» 演習課題 1
下の記録のうち、「tab-scaling[interactable]: 结垢 [153, 503, 195, 523]」を含む行から書き写し始め、「stages-group: 级数 1 2 当前级 1 [13, 79, 213, 148]」を含む行で止めてください。両端の行も含め、一字も変えずに写すこと。

--- 本文 ---

本発明は、励磁電流に応じて可変絞り部の開口面積を調整して作動流体の流量を制御する電磁比例制御弁に関する。
一般に、車両に設けられるパワーステアリング装置の作動を制御するのに電磁比例制御弁がひろく用いられている(特許文献1参照)。
従来、この種の電磁比例制御弁は、筒状のスリーブ及びベースと、このスリーブ及びベースに摺動可能に挿入されるシャフトを備える。
電磁比例制御弁は、シャフトに働くスプリングのバネ力、ソレノイド推力と、その前後差圧による力、作動流体力等がバランスする位置にシャフトが移動する。これによって得られる電磁比例制御弁の開口面積及び前後差圧に応じた制御流量の作動流体が流れる。
特開2001−180507号公報
しかしながら、このような従来の電磁比例制御弁にあっては、シャフトの支持剛性が不足する場合、シャフトが移動する過程で弁体が受ける作動流体の圧力によって弁体のシート部に対する同心度が変化するため、励磁電流に応じて作動流体の流量を的確に制御することができないという問題点があった。

---

» 演習課題 2
本文について、次の問いに答えよ。
(a) 電磁比例制御弁は、どのような装置の作動を制御するのにひろく用いられているか。
(b) 従来の電磁比例制御弁で、スリーブ及びベースに摺動可能に挿入されるものは何か。
(c) シャフトの支持剛性が不足する場合、作動流体の圧力によって何が変化するか。

--- 演習データ ---

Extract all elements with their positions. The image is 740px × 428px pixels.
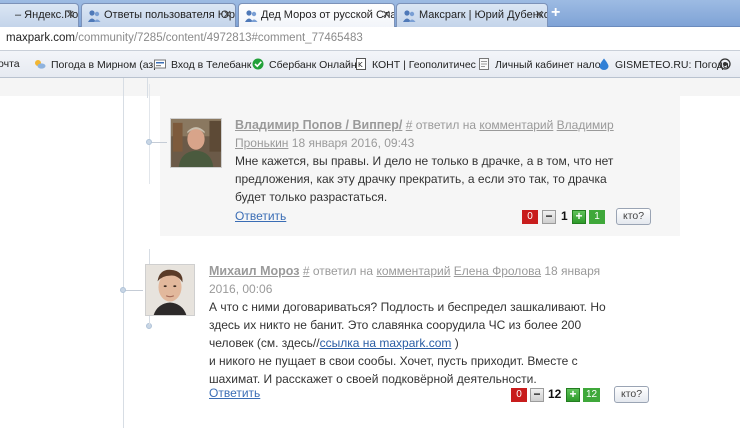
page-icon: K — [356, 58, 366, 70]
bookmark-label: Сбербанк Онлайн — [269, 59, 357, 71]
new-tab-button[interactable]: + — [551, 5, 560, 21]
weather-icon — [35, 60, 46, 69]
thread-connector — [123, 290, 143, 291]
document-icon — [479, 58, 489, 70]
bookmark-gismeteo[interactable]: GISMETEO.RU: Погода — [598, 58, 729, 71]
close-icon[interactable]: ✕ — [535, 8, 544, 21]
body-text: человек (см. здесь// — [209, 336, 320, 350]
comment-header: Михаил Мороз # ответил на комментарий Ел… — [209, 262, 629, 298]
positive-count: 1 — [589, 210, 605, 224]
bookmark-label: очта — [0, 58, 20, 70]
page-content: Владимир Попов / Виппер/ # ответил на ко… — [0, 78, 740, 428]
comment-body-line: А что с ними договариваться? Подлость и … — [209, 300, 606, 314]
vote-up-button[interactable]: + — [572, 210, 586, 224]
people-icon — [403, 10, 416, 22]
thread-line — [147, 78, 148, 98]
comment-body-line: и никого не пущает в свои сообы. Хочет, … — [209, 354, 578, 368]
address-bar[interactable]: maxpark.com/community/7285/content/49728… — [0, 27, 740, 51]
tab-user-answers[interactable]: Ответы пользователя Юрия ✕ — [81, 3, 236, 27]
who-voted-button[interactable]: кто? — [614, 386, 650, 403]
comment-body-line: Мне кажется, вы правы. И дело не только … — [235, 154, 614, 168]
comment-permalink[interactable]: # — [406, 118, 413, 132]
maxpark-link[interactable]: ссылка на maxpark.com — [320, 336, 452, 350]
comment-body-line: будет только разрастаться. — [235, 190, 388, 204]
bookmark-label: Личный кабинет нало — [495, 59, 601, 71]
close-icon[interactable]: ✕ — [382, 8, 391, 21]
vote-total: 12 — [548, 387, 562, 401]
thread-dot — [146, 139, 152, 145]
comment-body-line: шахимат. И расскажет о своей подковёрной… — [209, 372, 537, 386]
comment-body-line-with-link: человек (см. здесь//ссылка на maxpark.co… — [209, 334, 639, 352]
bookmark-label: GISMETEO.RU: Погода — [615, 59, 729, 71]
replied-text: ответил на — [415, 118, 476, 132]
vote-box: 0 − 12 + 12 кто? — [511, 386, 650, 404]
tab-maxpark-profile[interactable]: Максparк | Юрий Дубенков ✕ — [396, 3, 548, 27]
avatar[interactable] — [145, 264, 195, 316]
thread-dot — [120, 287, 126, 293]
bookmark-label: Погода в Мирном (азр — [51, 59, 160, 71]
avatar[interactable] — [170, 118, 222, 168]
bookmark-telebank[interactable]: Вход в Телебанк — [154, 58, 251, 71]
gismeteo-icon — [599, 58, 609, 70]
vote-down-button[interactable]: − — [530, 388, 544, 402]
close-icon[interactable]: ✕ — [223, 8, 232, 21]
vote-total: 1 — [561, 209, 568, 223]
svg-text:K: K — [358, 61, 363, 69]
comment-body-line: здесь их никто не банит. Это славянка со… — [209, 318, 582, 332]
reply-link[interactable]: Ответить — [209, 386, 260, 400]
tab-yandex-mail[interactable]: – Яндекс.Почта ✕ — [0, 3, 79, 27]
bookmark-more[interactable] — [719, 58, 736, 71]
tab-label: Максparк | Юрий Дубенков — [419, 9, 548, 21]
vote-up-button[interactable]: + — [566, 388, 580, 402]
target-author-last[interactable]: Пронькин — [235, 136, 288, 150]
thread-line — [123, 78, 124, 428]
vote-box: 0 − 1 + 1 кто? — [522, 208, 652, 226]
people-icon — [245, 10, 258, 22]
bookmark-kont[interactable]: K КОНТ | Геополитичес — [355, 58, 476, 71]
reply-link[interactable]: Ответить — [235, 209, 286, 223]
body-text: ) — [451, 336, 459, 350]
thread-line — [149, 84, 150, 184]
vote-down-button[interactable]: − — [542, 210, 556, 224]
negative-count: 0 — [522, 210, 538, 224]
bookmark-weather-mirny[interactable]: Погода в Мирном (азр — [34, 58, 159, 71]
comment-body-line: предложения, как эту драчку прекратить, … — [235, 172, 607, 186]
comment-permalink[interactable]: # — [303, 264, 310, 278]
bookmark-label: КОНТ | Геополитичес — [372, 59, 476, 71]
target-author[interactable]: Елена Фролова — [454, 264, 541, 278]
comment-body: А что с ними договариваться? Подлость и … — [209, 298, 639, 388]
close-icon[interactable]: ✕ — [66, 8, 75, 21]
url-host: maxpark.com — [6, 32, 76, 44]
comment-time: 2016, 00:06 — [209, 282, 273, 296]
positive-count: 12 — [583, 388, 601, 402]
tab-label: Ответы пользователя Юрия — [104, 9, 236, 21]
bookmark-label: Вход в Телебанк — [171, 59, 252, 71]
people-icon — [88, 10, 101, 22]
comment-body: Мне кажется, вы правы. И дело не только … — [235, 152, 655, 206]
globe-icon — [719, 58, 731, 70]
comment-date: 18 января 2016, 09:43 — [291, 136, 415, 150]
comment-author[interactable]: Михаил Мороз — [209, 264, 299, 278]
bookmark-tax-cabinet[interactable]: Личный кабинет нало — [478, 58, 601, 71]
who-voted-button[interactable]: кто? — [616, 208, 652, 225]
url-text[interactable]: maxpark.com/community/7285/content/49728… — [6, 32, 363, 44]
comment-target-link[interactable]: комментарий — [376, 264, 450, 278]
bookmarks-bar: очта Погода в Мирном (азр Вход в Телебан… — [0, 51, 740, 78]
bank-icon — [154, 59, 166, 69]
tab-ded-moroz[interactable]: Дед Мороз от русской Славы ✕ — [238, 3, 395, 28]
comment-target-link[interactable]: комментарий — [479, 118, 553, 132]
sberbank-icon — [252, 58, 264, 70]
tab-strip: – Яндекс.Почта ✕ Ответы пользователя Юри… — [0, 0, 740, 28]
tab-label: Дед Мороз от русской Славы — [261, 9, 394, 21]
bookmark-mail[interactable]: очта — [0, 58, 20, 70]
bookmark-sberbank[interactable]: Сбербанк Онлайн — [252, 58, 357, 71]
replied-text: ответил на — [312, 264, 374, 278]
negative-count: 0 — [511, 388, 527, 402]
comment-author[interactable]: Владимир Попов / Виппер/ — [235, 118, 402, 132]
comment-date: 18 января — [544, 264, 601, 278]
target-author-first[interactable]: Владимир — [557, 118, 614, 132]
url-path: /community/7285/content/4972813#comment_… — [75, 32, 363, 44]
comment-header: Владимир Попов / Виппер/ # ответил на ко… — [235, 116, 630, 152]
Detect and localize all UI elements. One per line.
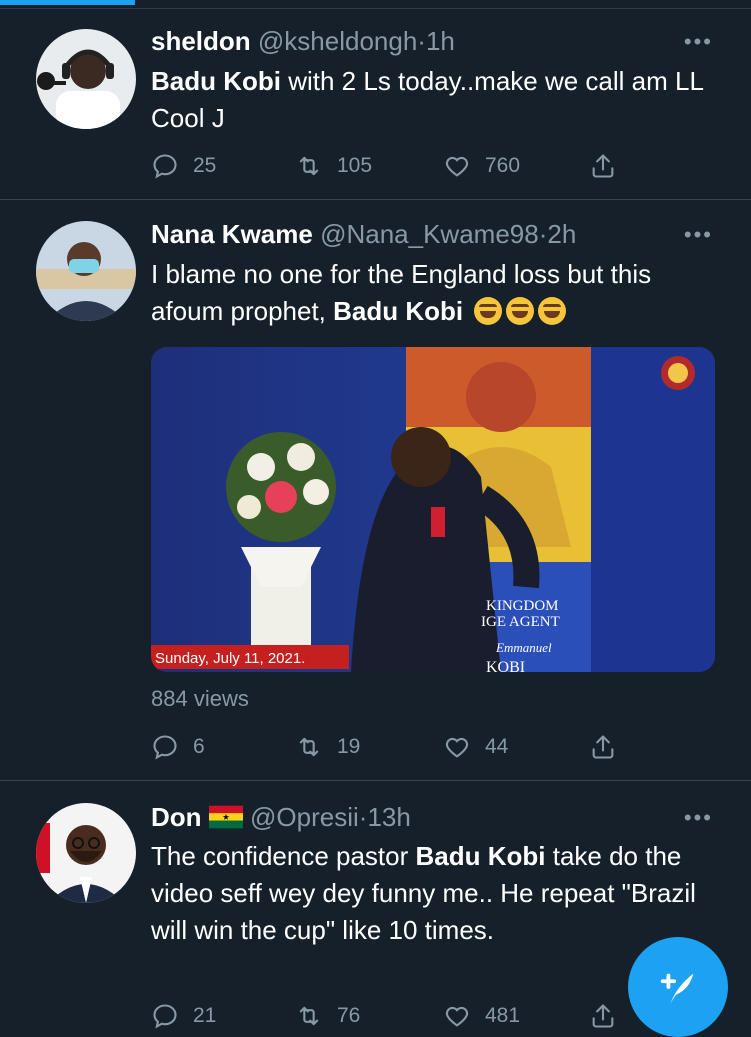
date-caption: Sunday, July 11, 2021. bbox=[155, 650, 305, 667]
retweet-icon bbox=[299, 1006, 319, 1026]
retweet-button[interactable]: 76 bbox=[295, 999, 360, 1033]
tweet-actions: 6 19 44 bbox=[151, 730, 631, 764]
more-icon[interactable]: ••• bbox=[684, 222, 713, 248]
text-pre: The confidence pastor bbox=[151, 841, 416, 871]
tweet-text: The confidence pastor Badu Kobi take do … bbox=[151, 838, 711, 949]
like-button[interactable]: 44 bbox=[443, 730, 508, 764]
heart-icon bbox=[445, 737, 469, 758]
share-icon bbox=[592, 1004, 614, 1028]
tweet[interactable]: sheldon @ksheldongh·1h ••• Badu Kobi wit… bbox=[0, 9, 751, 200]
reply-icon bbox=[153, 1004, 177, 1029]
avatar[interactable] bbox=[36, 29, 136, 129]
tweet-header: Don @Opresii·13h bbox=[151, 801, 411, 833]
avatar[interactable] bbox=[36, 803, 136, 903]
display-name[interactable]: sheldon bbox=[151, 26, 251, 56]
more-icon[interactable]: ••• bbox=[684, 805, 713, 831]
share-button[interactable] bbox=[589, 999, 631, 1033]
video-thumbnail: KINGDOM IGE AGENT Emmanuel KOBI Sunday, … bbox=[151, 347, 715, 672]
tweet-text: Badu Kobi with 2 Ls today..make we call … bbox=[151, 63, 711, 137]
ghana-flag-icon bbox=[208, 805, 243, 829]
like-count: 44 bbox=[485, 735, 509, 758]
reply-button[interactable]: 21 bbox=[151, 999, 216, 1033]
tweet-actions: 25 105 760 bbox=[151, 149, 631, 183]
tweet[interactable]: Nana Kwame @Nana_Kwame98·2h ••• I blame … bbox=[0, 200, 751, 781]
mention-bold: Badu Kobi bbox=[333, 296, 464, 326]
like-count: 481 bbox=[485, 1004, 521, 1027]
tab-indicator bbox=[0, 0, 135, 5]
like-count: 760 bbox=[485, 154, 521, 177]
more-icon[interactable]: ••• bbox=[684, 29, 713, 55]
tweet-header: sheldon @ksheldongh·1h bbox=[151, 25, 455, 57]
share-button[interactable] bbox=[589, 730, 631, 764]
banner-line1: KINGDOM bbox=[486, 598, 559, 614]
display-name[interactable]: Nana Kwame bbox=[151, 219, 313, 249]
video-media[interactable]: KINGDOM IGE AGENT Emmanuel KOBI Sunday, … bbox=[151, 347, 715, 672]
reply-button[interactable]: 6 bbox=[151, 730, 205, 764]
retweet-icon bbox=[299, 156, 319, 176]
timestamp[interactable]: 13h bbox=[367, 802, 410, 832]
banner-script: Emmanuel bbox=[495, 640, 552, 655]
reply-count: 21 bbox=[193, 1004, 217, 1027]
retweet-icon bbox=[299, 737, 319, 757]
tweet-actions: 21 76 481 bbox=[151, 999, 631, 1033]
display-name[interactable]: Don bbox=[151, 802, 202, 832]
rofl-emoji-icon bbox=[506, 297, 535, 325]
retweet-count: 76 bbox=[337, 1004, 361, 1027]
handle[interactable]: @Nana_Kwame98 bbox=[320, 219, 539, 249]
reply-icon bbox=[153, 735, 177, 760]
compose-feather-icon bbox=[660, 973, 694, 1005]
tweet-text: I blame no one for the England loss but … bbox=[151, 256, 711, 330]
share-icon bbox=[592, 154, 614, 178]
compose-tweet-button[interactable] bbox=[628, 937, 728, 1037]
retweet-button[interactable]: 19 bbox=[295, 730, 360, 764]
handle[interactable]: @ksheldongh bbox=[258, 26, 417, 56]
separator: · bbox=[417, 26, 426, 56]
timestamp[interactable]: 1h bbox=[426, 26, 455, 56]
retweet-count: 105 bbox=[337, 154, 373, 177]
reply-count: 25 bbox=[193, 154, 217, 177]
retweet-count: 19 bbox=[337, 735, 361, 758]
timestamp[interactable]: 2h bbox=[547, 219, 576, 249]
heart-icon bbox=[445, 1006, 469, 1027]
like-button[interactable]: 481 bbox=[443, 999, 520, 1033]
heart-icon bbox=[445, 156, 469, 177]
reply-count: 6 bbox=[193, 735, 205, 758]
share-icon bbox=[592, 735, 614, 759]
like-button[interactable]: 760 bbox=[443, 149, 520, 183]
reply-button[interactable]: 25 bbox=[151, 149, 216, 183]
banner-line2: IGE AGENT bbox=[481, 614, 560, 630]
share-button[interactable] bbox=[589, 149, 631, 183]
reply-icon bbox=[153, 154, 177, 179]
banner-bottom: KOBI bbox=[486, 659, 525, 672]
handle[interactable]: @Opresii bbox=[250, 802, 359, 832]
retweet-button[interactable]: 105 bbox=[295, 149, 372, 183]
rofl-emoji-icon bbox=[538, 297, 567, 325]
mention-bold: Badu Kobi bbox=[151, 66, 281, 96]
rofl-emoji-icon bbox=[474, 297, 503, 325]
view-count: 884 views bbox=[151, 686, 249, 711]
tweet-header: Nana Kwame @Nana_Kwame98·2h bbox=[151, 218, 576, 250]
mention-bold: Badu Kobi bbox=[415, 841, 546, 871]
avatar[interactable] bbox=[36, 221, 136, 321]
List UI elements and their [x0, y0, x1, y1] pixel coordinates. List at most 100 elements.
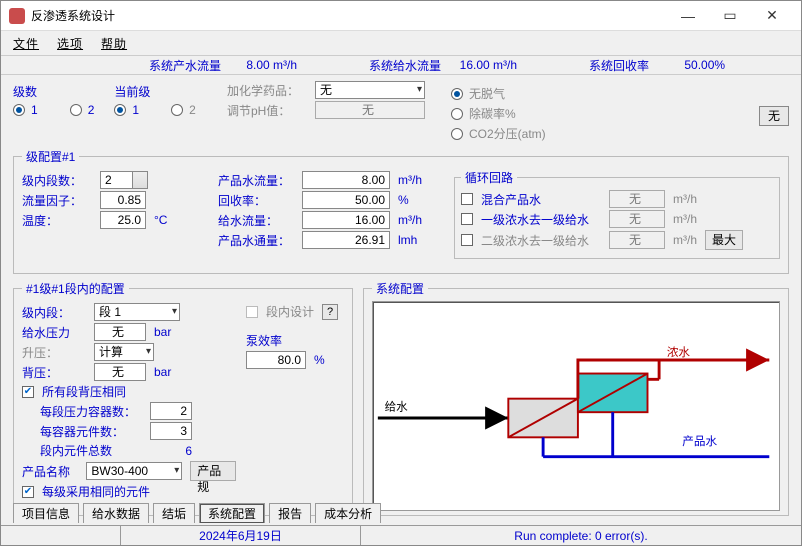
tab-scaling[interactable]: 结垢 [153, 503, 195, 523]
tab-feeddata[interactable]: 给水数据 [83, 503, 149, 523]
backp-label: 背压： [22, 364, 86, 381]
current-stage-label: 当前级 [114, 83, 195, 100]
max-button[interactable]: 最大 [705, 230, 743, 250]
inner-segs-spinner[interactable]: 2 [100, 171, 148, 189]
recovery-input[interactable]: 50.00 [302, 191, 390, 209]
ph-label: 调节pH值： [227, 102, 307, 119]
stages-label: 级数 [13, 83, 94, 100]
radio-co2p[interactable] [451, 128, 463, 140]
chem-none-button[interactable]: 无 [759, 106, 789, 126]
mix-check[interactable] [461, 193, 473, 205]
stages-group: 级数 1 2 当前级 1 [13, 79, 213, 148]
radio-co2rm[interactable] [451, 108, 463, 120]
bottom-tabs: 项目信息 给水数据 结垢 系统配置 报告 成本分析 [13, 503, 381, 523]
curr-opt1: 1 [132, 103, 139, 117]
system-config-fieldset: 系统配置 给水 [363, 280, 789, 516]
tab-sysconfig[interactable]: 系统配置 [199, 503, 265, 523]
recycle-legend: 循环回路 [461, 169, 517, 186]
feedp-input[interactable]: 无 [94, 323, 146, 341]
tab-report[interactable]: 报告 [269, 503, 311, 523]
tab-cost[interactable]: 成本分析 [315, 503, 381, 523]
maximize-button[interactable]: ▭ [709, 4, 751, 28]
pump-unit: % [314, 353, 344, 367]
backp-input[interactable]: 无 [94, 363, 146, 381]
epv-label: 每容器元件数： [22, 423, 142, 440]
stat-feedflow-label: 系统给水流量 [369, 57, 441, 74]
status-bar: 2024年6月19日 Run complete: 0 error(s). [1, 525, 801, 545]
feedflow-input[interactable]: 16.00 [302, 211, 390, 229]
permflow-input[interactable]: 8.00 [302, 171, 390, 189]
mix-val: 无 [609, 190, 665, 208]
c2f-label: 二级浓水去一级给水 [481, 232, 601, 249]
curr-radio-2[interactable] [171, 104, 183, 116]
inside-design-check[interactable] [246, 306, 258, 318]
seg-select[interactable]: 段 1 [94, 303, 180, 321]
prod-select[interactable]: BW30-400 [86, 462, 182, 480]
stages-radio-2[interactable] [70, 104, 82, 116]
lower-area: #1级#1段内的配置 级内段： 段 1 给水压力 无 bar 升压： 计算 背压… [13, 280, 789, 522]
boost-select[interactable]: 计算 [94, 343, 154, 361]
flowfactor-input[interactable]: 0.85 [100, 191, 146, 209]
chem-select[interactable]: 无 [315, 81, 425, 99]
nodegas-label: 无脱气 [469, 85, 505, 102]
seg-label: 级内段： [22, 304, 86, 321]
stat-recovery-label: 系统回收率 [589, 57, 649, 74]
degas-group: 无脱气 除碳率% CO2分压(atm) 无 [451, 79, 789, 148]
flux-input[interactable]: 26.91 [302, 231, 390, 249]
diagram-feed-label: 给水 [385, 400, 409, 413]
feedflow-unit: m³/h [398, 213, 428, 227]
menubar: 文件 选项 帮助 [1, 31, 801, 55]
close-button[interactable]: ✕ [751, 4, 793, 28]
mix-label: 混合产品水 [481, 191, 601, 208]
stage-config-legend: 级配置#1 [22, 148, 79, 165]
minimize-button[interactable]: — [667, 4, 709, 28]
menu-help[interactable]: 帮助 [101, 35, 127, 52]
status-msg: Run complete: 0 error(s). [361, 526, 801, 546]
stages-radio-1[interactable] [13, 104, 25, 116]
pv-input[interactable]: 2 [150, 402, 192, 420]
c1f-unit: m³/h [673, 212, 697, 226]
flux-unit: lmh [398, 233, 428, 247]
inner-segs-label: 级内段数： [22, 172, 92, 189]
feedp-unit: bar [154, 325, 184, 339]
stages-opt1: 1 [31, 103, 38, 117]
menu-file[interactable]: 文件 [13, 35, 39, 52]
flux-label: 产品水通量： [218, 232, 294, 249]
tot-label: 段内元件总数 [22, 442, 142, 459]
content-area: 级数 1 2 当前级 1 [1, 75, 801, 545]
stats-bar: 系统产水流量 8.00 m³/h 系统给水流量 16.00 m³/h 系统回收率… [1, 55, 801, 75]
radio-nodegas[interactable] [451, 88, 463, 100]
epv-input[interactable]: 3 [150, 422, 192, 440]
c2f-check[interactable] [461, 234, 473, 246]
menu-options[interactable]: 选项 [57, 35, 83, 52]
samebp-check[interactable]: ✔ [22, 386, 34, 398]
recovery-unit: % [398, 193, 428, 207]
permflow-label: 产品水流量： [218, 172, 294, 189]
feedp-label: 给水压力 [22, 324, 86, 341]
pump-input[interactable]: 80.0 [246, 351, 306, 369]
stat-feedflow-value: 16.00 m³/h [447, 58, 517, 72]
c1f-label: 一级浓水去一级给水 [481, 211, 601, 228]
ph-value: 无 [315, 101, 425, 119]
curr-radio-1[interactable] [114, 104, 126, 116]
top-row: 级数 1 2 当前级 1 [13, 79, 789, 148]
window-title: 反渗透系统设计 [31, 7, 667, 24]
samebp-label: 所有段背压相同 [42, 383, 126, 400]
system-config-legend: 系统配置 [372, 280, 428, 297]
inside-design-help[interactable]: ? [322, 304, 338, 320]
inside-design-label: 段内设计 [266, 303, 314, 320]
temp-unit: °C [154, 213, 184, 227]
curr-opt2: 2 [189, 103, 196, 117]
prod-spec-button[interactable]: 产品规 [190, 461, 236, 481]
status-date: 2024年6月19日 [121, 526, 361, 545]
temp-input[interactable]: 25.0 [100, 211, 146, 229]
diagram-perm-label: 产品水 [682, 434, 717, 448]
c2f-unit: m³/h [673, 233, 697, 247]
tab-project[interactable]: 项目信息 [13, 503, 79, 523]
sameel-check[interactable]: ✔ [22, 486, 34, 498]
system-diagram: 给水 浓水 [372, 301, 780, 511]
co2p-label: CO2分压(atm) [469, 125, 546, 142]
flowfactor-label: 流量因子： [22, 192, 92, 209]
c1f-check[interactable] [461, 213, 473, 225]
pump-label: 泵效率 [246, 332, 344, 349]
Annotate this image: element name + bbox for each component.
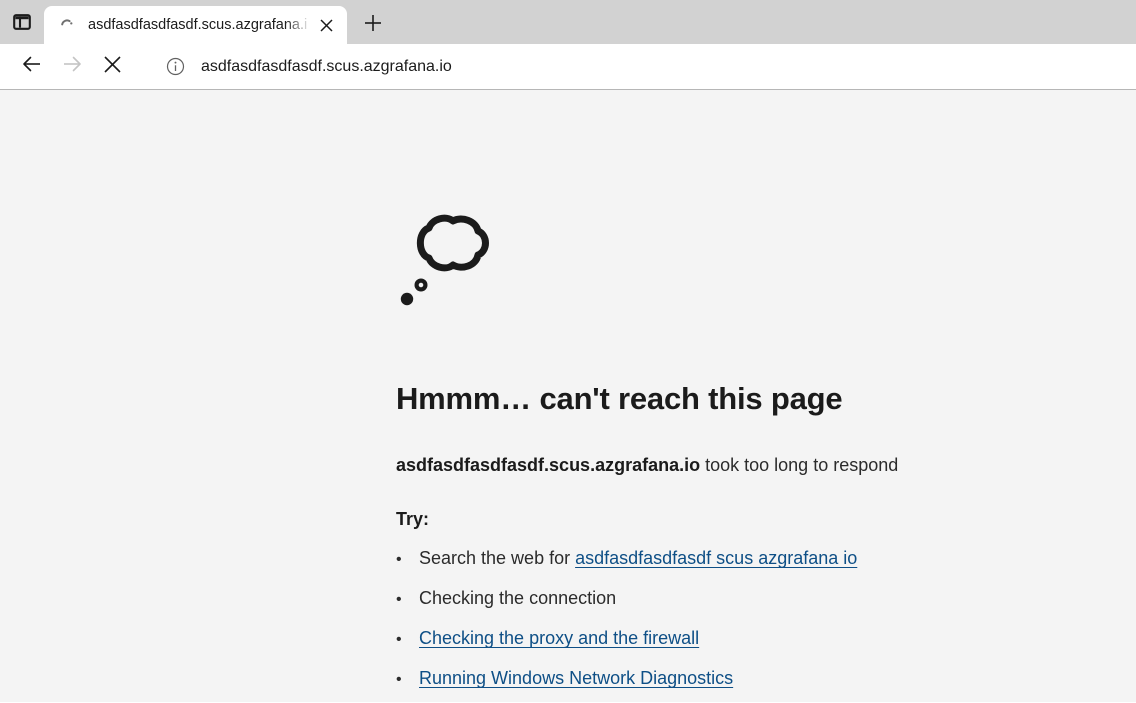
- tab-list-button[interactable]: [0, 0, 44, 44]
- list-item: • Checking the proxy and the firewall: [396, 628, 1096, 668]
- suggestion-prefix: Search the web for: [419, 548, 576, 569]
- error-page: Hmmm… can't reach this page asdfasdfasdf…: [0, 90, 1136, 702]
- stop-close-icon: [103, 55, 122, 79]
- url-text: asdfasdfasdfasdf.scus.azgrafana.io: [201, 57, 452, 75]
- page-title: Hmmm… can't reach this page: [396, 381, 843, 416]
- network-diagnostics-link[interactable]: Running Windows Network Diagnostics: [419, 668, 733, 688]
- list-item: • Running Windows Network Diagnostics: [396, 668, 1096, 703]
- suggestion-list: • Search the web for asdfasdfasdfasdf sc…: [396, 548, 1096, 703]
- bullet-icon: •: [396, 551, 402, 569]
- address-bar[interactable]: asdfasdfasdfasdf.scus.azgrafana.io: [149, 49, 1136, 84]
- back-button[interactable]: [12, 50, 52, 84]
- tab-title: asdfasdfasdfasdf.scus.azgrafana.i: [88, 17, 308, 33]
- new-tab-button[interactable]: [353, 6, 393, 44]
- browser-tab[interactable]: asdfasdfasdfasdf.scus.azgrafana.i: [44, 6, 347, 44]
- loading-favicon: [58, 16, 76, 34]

---

» 解答例 1
tab-scaling[interactable]: 结垢 [153, 503, 195, 523]
tab-feeddata[interactable]: 给水数据 [83, 503, 149, 523]
backp-label: 背压： [22, 364, 86, 381]
current-stage-label: 当前级 [114, 83, 195, 100]
max-button[interactable]: 最大 [705, 230, 743, 250]
inner-segs-spinner[interactable]: 2 [100, 171, 148, 189]
recovery-input[interactable]: 50.00 [302, 191, 390, 209]
ph-label: 调节pH值： [227, 102, 307, 119]
stages-label: 级数 [13, 83, 94, 100]
radio-co2p[interactable] [451, 128, 463, 140]
chem-none-button[interactable]: 无 [759, 106, 789, 126]
mix-check[interactable] [461, 193, 473, 205]
stages-group: 级数 1 2 当前级 1 [13, 79, 213, 148]

» 解答例 2
(a) 車両に設けられるパワーステアリング装置
(b) シャフト
(c) 弁体のシート部に対する同心度